▶ Task prompt
Extract each line from the entries below that has the string "działki" in it.

▶ Material for this exercise
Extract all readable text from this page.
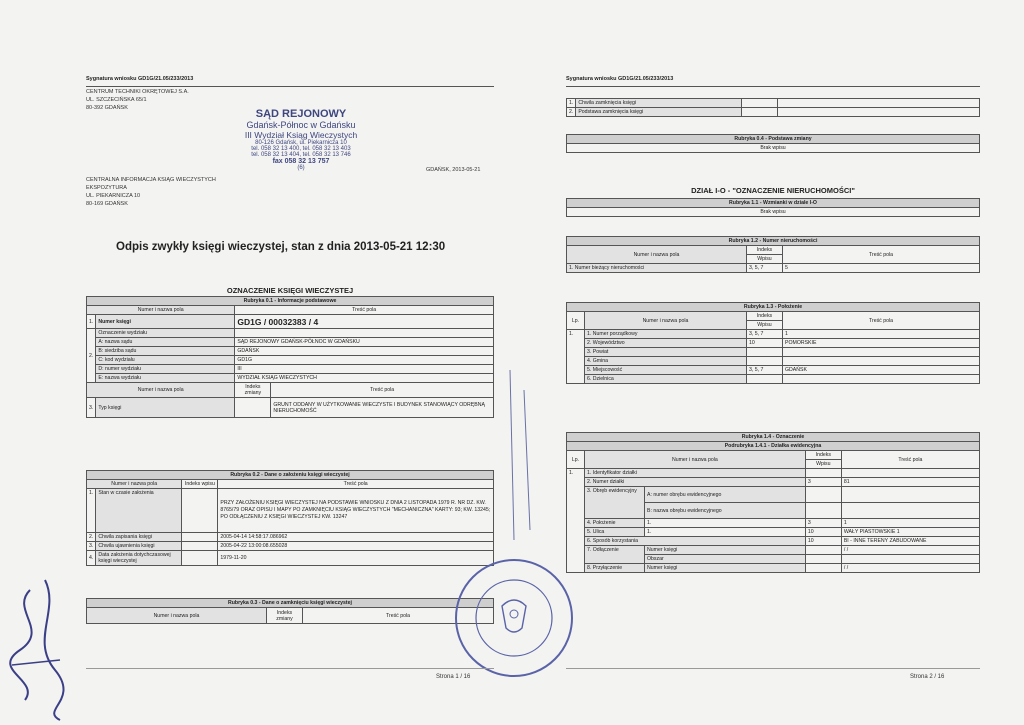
Sygnatura wniosku GD1G/21.05/233/2013
CENTRUM TECHNIKI OKRĘTOWEJ S.A.
UL. SZCZECIŃSKA 65/1
80-392 GDAŃSK
CENTRALNA INFORMACJA KSIĄG WIECZYSTYCH
EKSPOZYTURA
UL. PIEKARNICZA 10
80-169 GDAŃSK
GDAŃSK, 2013-05-21
SĄD REJONOWY
Gdańsk-Północ w Gdańsku
III Wydział Ksiąg Wieczystych
80-126 Gdańsk, ul. Piekarnicza 10
tel. 058 32 13 400, tel. 058 32 13 403
tel. 058 32 13 404, tel. 058 32 13 746
fax 058 32 13 757
(6)
Odpis zwykły księgi wieczystej, stan z dnia 2013-05-21 12:30
OZNACZENIE KSIĘGI WIECZYSTEJ
Rubryka 0.1 - Informacje podstawowe			
Numer i nazwa pola		Treść pola	
1.	Numer księgi	GD1G / 00032383 / 4	
2.	Oznaczenie wydziału		
	A: nazwa sądu	SĄD REJONOWY GDAŃSK-PÓŁNOC W GDAŃSKU	
	B: siedziba sądu	GDAŃSK	
	C: kod wydziału	GD1G	
	D: numer wydziału	III	
	E: nazwa wydziału	WYDZIAŁ KSIĄG WIECZYSTYCH	
Numer i nazwa pola		Indeks zmiany	Treść pola
3.	Typ księgi		GRUNT ODDANY W UŻYTKOWANIE WIECZYSTE I BUDYNEK STANOWIĄCY ODRĘBNĄ NIERUCHOMOŚĆ
Rubryka 0.2 - Dane o założeniu księgi wieczystej			
Numer i nazwa pola		Indeks wpisu	Treść pola
1.	Stan w czasie założenia		PRZY ZAŁOŻENIU KSIĘGI WIECZYSTEJ NA PODSTAWIE WNIOSKU Z DNIA 2 LISTOPADA 1979 R. NR DZ. KW. 8765/79 ORAZ OPISU I MAPY PO ZAMKNIĘCIU KSIĄG WIECZYSTYCH "MECHANICZNA" KARTY: 93; KW. 13245; PO ODŁĄCZENIU Z KSIĘGI WIECZYSTEJ KW. 13247
2.	Chwila zapisania księgi		2005-04-14 14:58:17.086962
3.	Chwila ujawnienia księgi		2005-04-22 13:00:08.655028
4.	Data założenia dotychczasowej księgi wieczystej		1979-11-20
Rubryka 0.3 - Dane o zamknięciu księgi wieczystej
Numer i nazwa pola	Indeks zmiany	Treść pola
Strona 1 / 16
Sygnatura wniosku GD1G/21.05/233/2013
1.	Chwila zamknięcia księgi		
2.	Podstawa zamknięcia księgi		
Rubryka 0.4 - Podstawa zmiany
Brak wpisu
DZIAŁ I-O - "OZNACZENIE NIERUCHOMOŚCI"
Rubryka 1.1 - Wzmianki w dziale I-O
Brak wpisu
Rubryka 1.2 - Numer nieruchomości		
Numer i nazwa pola	Indeks	Treść pola
	Wpisu	
1. Numer bieżący nieruchomości	3, 5, 7	5
Rubryka 1.3 - Położenie			
Lp.	Numer i nazwa pola	Indeks	Treść pola
		Wpisu	
1.	1. Numer porządkowy	3, 5, 7	1
	2. Województwo	10	POMORSKIE
	3. Powiat		
	4. Gmina		
	5. Miejscowość	3, 5, 7	GDAŃSK
	6. Dzielnica		
Rubryka 1.4 - Oznaczenie				
Podrubryka 1.4.1 - Działka ewidencyjna				
Lp.	Numer i nazwa pola		Indeks	Treść pola
			Wpisu	
1.	1. Identyfikator działki			
	2. Numer działki		3	81
	3. Obręb ewidencyjny	A: numer obrębu ewidencyjnego		
		B: nazwa obrębu ewidencyjnego		
	4. Położenie	1.	3	1
	5. Ulica	1.	10	WAŁY PIASTOWSKIE 1
	6. Sposób korzystania		10	BI - INNE TERENY ZABUDOWANE
	7. Odłączenie	Numer księgi		/ /
		Obszar		
	8. Przyłączenie	Numer księgi		/ /
Strona 2 / 16
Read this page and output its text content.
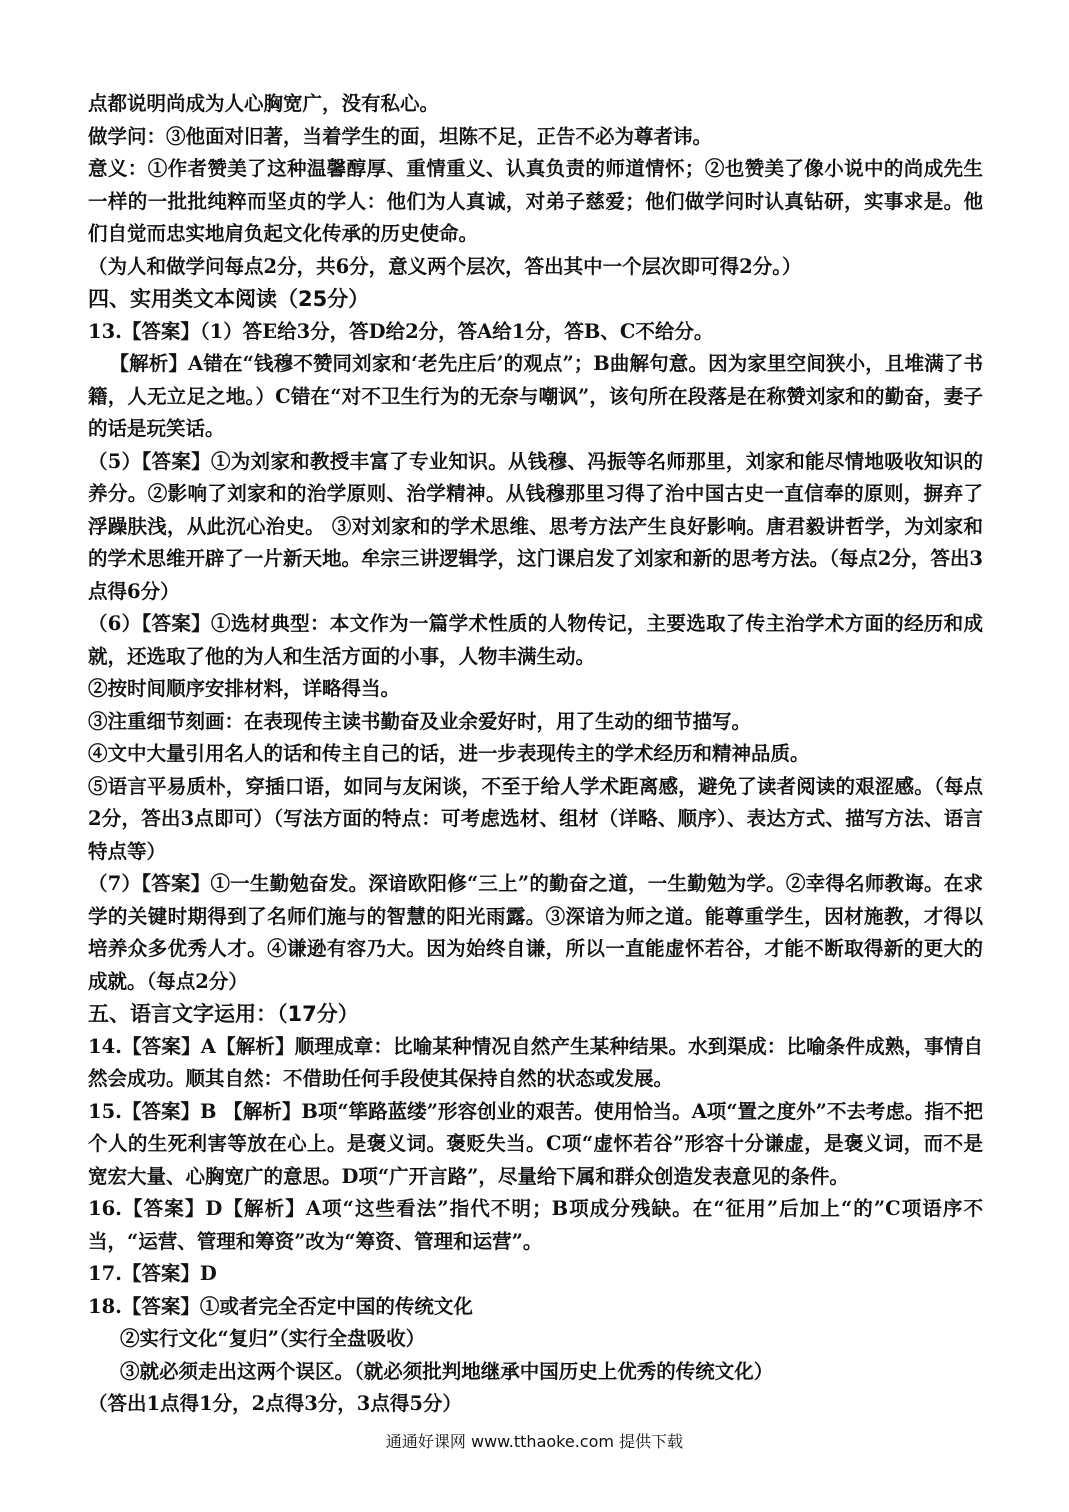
点都说明尚成为人心胸宽广，没有私心。

做学问：③他面对旧著，当着学生的面，坦陈不足，正告不必为尊者讳。

意义：①作者赞美了这种温馨醇厚、重情重义、认真负责的师道情怀；②也赞美了像小说中的尚成先生一样的一批批纯粹而坚贞的学人：他们为人真诚，对弟子慈爱；他们做学问时认真钻研，实事求是。他们自觉而忠实地肩负起文化传承的历史使命。

（为人和做学问每点2分，共6分，意义两个层次，答出其中一个层次即可得2分。）

四、实用类文本阅读（25分）

13.【答案】（1）答E给3分，答D给2分，答A给1分，答B、C不给分。

【解析】A错在“钱穆不赞同刘家和‘老先庄后’的观点”；B曲解句意。因为家里空间狭小，且堆满了书籍，人无立足之地。）C错在“对不卫生行为的无奈与嘲讽”，该句所在段落是在称赞刘家和的勤奋，妻子的话是玩笑话。

（5）【答案】①为刘家和教授丰富了专业知识。从钱穆、冯振等名师那里，刘家和能尽情地吸收知识的养分。②影响了刘家和的治学原则、治学精神。从钱穆那里习得了治中国古史一直信奉的原则，摒弃了浮躁肤浅，从此沉心治史。 ③对刘家和的学术思维、思考方法产生良好影响。唐君毅讲哲学，为刘家和的学术思维开辟了一片新天地。牟宗三讲逻辑学，这门课启发了刘家和新的思考方法。（每点2分，答出3点得6分）

（6）【答案】①选材典型：本文作为一篇学术性质的人物传记，主要选取了传主治学术方面的经历和成就，还选取了他的为人和生活方面的小事，人物丰满生动。

②按时间顺序安排材料，详略得当。

③注重细节刻画：在表现传主读书勤奋及业余爱好时，用了生动的细节描写。

④文中大量引用名人的话和传主自己的话，进一步表现传主的学术经历和精神品质。

⑤语言平易质朴，穿插口语，如同与友闲谈，不至于给人学术距离感，避免了读者阅读的艰涩感。（每点2分，答出3点即可）（写法方面的特点：可考虑选材、组材（详略、顺序）、表达方式、描写方法、语言特点等）

（7）【答案】①一生勤勉奋发。深谙欧阳修“三上”的勤奋之道，一生勤勉为学。②幸得名师教诲。在求学的关键时期得到了名师们施与的智慧的阳光雨露。③深谙为师之道。能尊重学生，因材施教，才得以培养众多优秀人才。④谦逊有容乃大。因为始终自谦，所以一直能虚怀若谷，才能不断取得新的更大的成就。（每点2分）

五、语言文字运用：（17分）

14.【答案】A【解析】顺理成章：比喻某种情况自然产生某种结果。水到渠成：比喻条件成熟，事情自然会成功。顺其自然：不借助任何手段使其保持自然的状态或发展。

15.【答案】B 【解析】B项“筚路蓝缕”形容创业的艰苦。使用恰当。A项“置之度外”不去考虑。指不把个人的生死利害等放在心上。是褒义词。褒贬失当。C项“虚怀若谷”形容十分谦虚，是褒义词，而不是宽宏大量、心胸宽广的意思。D项“广开言路”，尽量给下属和群众创造发表意见的条件。

16.【答案】D【解析】A项“这些看法”指代不明；B项成分残缺。在“征用”后加上“的”C项语序不当，“运营、管理和筹资”改为“筹资、管理和运营”。

17.【答案】D

18.【答案】①或者完全否定中国的传统文化

②实行文化“复归”（实行全盘吸收）

③就必须走出这两个误区。（就必须批判地继承中国历史上优秀的传统文化）

（答出1点得1分，2点得3分，3点得5分）

通通好课网 www.tthaoke.com 提供下载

▶ Answer
1.	1. Identyfikator działki			
	2. Numer działki		3	81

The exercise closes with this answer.